[Work required]
Extract every line of the material that holds the string "yellow".

[Stored rows]
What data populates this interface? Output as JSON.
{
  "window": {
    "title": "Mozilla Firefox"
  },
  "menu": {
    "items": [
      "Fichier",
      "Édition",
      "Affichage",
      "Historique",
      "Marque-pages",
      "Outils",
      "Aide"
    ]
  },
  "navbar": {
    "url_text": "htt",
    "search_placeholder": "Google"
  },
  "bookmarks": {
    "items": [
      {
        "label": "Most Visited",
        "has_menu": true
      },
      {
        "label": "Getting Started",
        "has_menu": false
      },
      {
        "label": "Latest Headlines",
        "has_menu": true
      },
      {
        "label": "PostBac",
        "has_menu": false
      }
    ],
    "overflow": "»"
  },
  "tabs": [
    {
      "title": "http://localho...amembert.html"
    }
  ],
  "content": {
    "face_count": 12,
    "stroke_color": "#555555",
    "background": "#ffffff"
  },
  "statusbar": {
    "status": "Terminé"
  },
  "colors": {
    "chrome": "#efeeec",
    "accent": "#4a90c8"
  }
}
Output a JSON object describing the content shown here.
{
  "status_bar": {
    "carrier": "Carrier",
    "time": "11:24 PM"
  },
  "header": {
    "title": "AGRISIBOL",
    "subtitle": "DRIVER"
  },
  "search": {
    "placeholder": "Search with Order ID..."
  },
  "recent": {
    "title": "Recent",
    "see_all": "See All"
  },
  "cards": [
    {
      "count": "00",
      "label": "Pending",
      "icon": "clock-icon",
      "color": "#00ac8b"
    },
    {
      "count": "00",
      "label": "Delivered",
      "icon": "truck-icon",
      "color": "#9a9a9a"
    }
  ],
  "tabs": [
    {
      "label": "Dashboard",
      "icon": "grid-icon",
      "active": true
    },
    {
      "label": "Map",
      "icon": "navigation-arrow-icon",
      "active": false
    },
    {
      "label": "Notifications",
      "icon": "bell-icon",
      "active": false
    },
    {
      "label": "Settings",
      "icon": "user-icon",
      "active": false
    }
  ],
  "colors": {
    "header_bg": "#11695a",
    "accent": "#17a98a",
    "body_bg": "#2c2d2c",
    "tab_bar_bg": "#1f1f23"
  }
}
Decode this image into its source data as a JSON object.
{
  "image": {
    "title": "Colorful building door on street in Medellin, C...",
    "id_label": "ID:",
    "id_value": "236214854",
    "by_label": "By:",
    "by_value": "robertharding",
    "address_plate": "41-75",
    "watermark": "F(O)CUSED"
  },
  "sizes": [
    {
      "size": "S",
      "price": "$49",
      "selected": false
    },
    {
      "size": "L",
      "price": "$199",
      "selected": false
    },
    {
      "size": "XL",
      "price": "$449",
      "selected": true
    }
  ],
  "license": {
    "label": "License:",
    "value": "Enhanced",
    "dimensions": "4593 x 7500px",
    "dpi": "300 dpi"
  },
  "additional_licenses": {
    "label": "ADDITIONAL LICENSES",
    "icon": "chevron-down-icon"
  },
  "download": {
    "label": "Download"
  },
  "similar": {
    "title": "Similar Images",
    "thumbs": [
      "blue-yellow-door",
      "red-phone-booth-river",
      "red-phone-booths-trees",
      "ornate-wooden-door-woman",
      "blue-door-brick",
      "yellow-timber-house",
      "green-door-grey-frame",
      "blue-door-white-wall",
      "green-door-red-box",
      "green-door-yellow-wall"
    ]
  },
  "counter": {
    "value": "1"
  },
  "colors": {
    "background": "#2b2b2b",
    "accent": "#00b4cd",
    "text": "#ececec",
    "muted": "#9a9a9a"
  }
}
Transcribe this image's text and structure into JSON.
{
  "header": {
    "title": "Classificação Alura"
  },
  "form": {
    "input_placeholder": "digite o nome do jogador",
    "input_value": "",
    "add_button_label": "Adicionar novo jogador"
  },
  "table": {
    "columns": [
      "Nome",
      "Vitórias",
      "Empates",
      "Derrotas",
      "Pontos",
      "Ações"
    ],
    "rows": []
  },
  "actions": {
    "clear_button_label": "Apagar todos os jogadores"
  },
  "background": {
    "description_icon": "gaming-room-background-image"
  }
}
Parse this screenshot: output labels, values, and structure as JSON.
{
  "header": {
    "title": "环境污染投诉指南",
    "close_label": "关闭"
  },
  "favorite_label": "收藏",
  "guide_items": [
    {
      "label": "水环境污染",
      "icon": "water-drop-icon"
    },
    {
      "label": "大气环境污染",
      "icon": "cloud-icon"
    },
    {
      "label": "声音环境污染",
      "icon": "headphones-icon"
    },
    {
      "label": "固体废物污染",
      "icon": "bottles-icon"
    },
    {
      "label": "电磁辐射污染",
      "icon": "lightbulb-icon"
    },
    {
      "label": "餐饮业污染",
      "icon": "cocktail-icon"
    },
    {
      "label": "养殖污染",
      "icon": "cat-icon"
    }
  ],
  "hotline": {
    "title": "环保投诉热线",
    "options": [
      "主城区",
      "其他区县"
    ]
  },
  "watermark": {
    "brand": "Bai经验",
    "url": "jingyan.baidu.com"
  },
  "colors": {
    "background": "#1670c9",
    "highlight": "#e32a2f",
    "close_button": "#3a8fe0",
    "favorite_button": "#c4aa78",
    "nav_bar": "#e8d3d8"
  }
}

[Solved exercise]
      "blue-yellow-door",
      "yellow-timber-house",
      "green-door-yellow-wall"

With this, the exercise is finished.